▶ [The problem]: Quote the listing below in its entirety, omitting every image.

Records from a collection of figures:
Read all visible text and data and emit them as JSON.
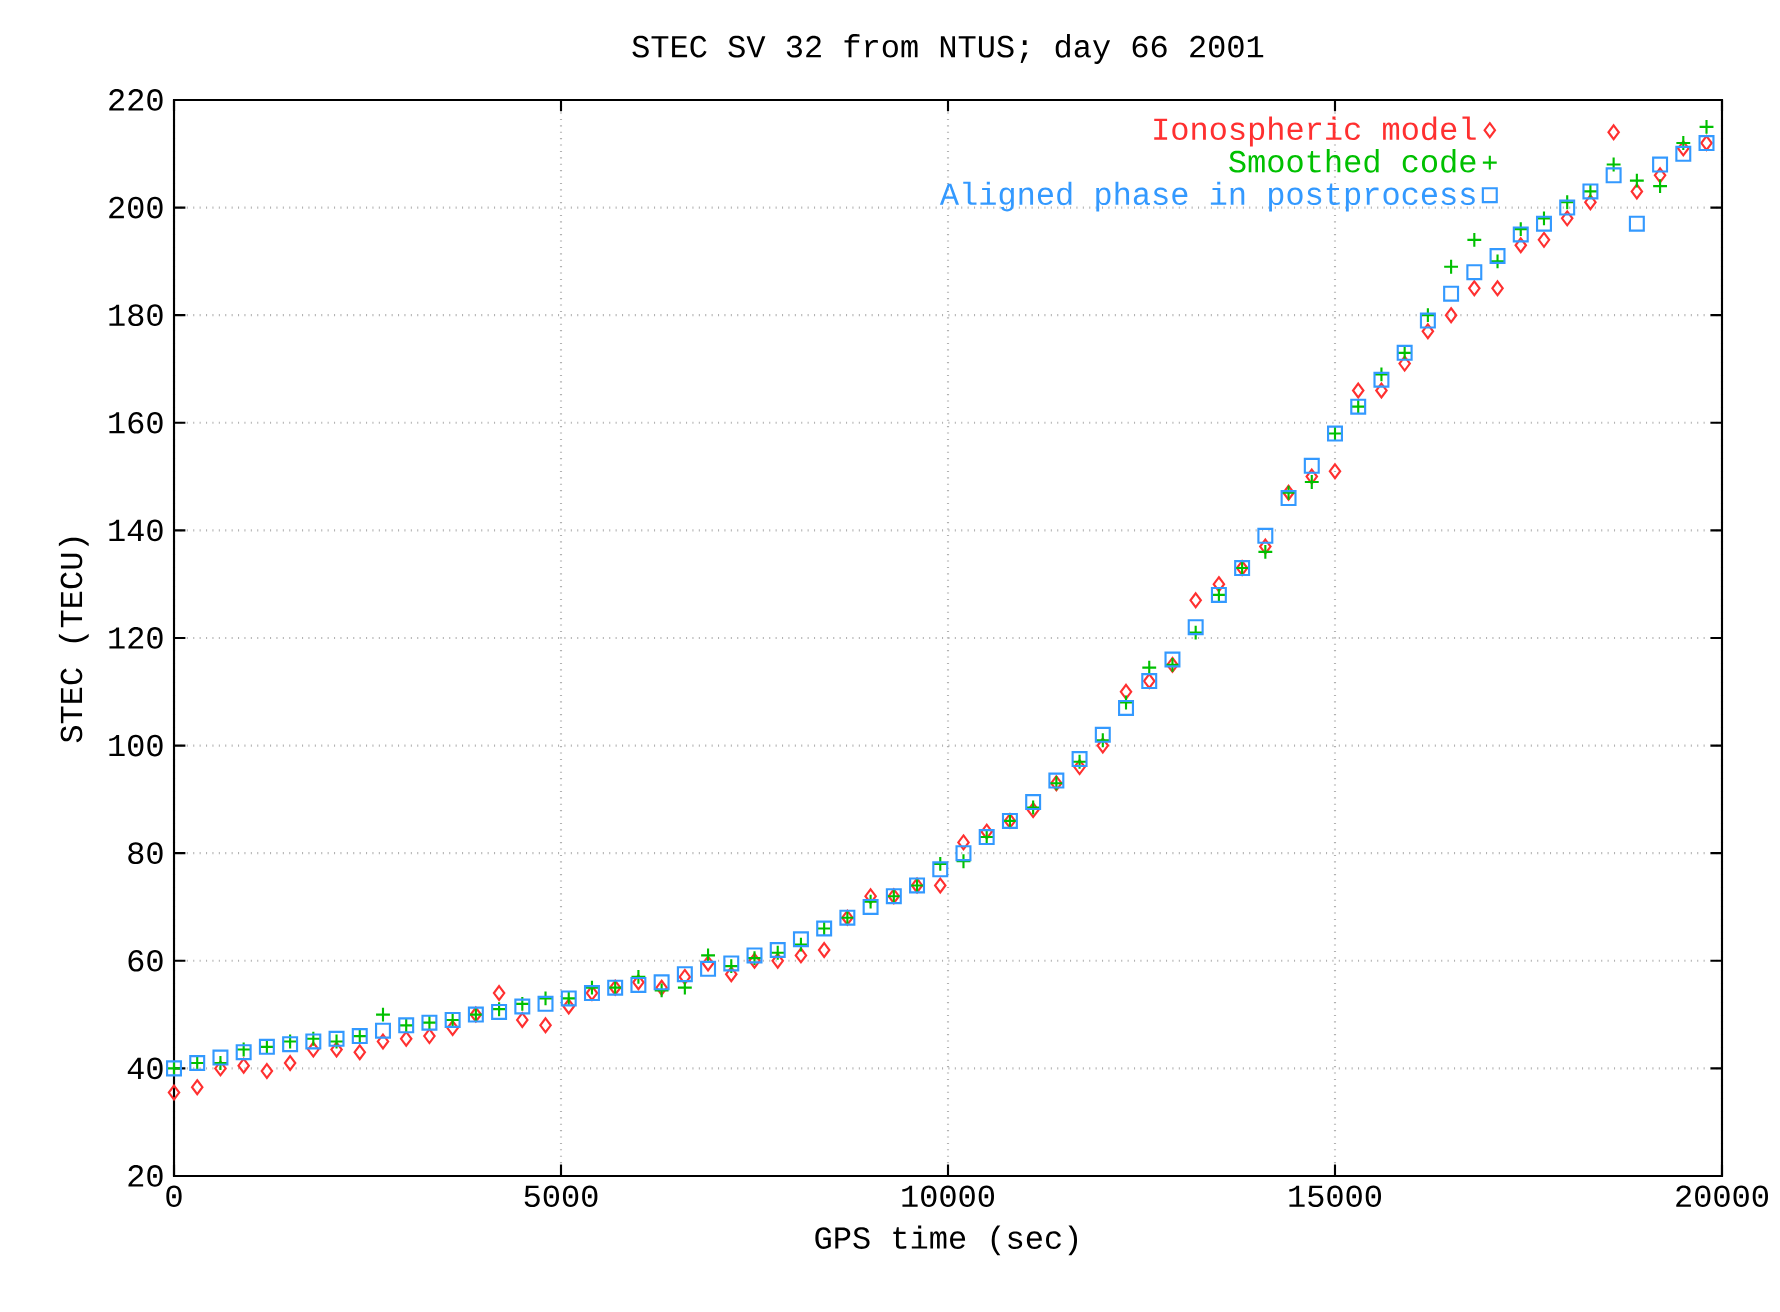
{
  "chart_data": {
    "type": "scatter",
    "title": "STEC SV 32 from NTUS; day 66 2001",
    "xlabel": "GPS time (sec)",
    "ylabel": "STEC (TECU)",
    "x": [
      0,
      300,
      600,
      900,
      1200,
      1500,
      1800,
      2100,
      2400,
      2700,
      3000,
      3300,
      3600,
      3900,
      4200,
      4500,
      4800,
      5100,
      5400,
      5700,
      6000,
      6300,
      6600,
      6900,
      7200,
      7500,
      7800,
      8100,
      8400,
      8700,
      9000,
      9300,
      9600,
      9900,
      10200,
      10500,
      10800,
      11100,
      11400,
      11700,
      12000,
      12300,
      12600,
      12900,
      13200,
      13500,
      13800,
      14100,
      14400,
      14700,
      15000,
      15300,
      15600,
      15900,
      16200,
      16500,
      16800,
      17100,
      17400,
      17700,
      18000,
      18300,
      18600,
      18900,
      19200,
      19500,
      19800
    ],
    "xlim": [
      0,
      20000
    ],
    "ylim": [
      20,
      220
    ],
    "xticks": [
      0,
      5000,
      10000,
      15000,
      20000
    ],
    "yticks": [
      20,
      40,
      60,
      80,
      100,
      120,
      140,
      160,
      180,
      200,
      220
    ],
    "grid": true,
    "legend": "top right",
    "series": [
      {
        "name": "Ionospheric model",
        "color": "#ff3030",
        "marker": "diamond",
        "values": [
          35.5,
          36.5,
          40,
          40.5,
          39.5,
          41,
          43.5,
          43.5,
          43,
          45,
          45.5,
          46,
          47.5,
          50,
          54,
          49,
          48,
          51.5,
          54,
          55,
          56,
          55,
          57,
          59.5,
          57.5,
          60,
          60,
          61,
          62,
          68,
          72,
          72,
          74,
          74,
          82,
          84,
          86,
          88,
          93,
          96,
          100,
          110,
          112,
          115,
          127,
          130,
          133,
          137,
          147,
          150,
          151,
          166,
          166,
          171,
          177,
          180,
          185,
          185,
          193,
          194,
          198,
          201,
          214,
          203,
          206,
          211,
          212
        ]
      },
      {
        "name": "Smoothed code",
        "color": "#00c000",
        "marker": "cross",
        "values": [
          40,
          41,
          41,
          43.5,
          44,
          45,
          45.5,
          45,
          46,
          50,
          48,
          48.5,
          49,
          50,
          51,
          52,
          53,
          53,
          55,
          55,
          57,
          54.5,
          55,
          61,
          59,
          60.5,
          61.5,
          63,
          66,
          68,
          71,
          72,
          74,
          78,
          78.5,
          83,
          86,
          88.5,
          93,
          97,
          101,
          108,
          114.5,
          115,
          121,
          128,
          133,
          136,
          147,
          149,
          158,
          163,
          169,
          173,
          180,
          189,
          194,
          190,
          196,
          198,
          201,
          203,
          208,
          205,
          204,
          212,
          215
        ]
      },
      {
        "name": "Aligned phase in postprocess",
        "color": "#3399ff",
        "marker": "square",
        "values": [
          40,
          41,
          42,
          43,
          44,
          44.5,
          45,
          45.5,
          46,
          47,
          48,
          48.5,
          49,
          50,
          50.5,
          51.5,
          52,
          53,
          54,
          55,
          55.5,
          56,
          57.5,
          58.5,
          59.5,
          61,
          62,
          64,
          66,
          68,
          70,
          72,
          74,
          77,
          80,
          83,
          86,
          89.5,
          93.5,
          97.5,
          102,
          107,
          112,
          116,
          122,
          128,
          133,
          139,
          146,
          152,
          158,
          163,
          168,
          173,
          179,
          184,
          188,
          191,
          195,
          197,
          200,
          203,
          206,
          197,
          208,
          210,
          212
        ]
      }
    ]
  }
}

▶ [Exercise solution]:
Read all visible text and data and emit them as JSON.
{
  "chart_data": {
    "type": "scatter",
    "title": "STEC SV 32 from NTUS; day 66 2001",
    "xlabel": "GPS time (sec)",
    "ylabel": "STEC (TECU)",
    "x": [
      0,
      300,
      600,
      900,
      1200,
      1500,
      1800,
      2100,
      2400,
      2700,
      3000,
      3300,
      3600,
      3900,
      4200,
      4500,
      4800,
      5100,
      5400,
      5700,
      6000,
      6300,
      6600,
      6900,
      7200,
      7500,
      7800,
      8100,
      8400,
      8700,
      9000,
      9300,
      9600,
      9900,
      10200,
      10500,
      10800,
      11100,
      11400,
      11700,
      12000,
      12300,
      12600,
      12900,
      13200,
      13500,
      13800,
      14100,
      14400,
      14700,
      15000,
      15300,
      15600,
      15900,
      16200,
      16500,
      16800,
      17100,
      17400,
      17700,
      18000,
      18300,
      18600,
      18900,
      19200,
      19500,
      19800
    ],
    "xlim": [
      0,
      20000
    ],
    "ylim": [
      20,
      220
    ],
    "xticks": [
      0,
      5000,
      10000,
      15000,
      20000
    ],
    "yticks": [
      20,
      40,
      60,
      80,
      100,
      120,
      140,
      160,
      180,
      200,
      220
    ],
    "grid": true,
    "legend": "top right",
    "series": [
      {
        "name": "Ionospheric model",
        "color": "#ff3030",
        "marker": "diamond",
        "values": [
          35.5,
          36.5,
          40,
          40.5,
          39.5,
          41,
          43.5,
          43.5,
          43,
          45,
          45.5,
          46,
          47.5,
          50,
          54,
          49,
          48,
          51.5,
          54,
          55,
          56,
          55,
          57,
          59.5,
          57.5,
          60,
          60,
          61,
          62,
          68,
          72,
          72,
          74,
          74,
          82,
          84,
          86,
          88,
          93,
          96,
          100,
          110,
          112,
          115,
          127,
          130,
          133,
          137,
          147,
          150,
          151,
          166,
          166,
          171,
          177,
          180,
          185,
          185,
          193,
          194,
          198,
          201,
          214,
          203,
          206,
          211,
          212
        ]
      },
      {
        "name": "Smoothed code",
        "color": "#00c000",
        "marker": "cross",
        "values": [
          40,
          41,
          41,
          43.5,
          44,
          45,
          45.5,
          45,
          46,
          50,
          48,
          48.5,
          49,
          50,
          51,
          52,
          53,
          53,
          55,
          55,
          57,
          54.5,
          55,
          61,
          59,
          60.5,
          61.5,
          63,
          66,
          68,
          71,
          72,
          74,
          78,
          78.5,
          83,
          86,
          88.5,
          93,
          97,
          101,
          108,
          114.5,
          115,
          121,
          128,
          133,
          136,
          147,
          149,
          158,
          163,
          169,
          173,
          180,
          189,
          194,
          190,
          196,
          198,
          201,
          203,
          208,
          205,
          204,
          212,
          215
        ]
      },
      {
        "name": "Aligned phase in postprocess",
        "color": "#3399ff",
        "marker": "square",
        "values": [
          40,
          41,
          42,
          43,
          44,
          44.5,
          45,
          45.5,
          46,
          47,
          48,
          48.5,
          49,
          50,
          50.5,
          51.5,
          52,
          53,
          54,
          55,
          55.5,
          56,
          57.5,
          58.5,
          59.5,
          61,
          62,
          64,
          66,
          68,
          70,
          72,
          74,
          77,
          80,
          83,
          86,
          89.5,
          93.5,
          97.5,
          102,
          107,
          112,
          116,
          122,
          128,
          133,
          139,
          146,
          152,
          158,
          163,
          168,
          173,
          179,
          184,
          188,
          191,
          195,
          197,
          200,
          203,
          206,
          197,
          208,
          210,
          212
        ]
      }
    ]
  }
}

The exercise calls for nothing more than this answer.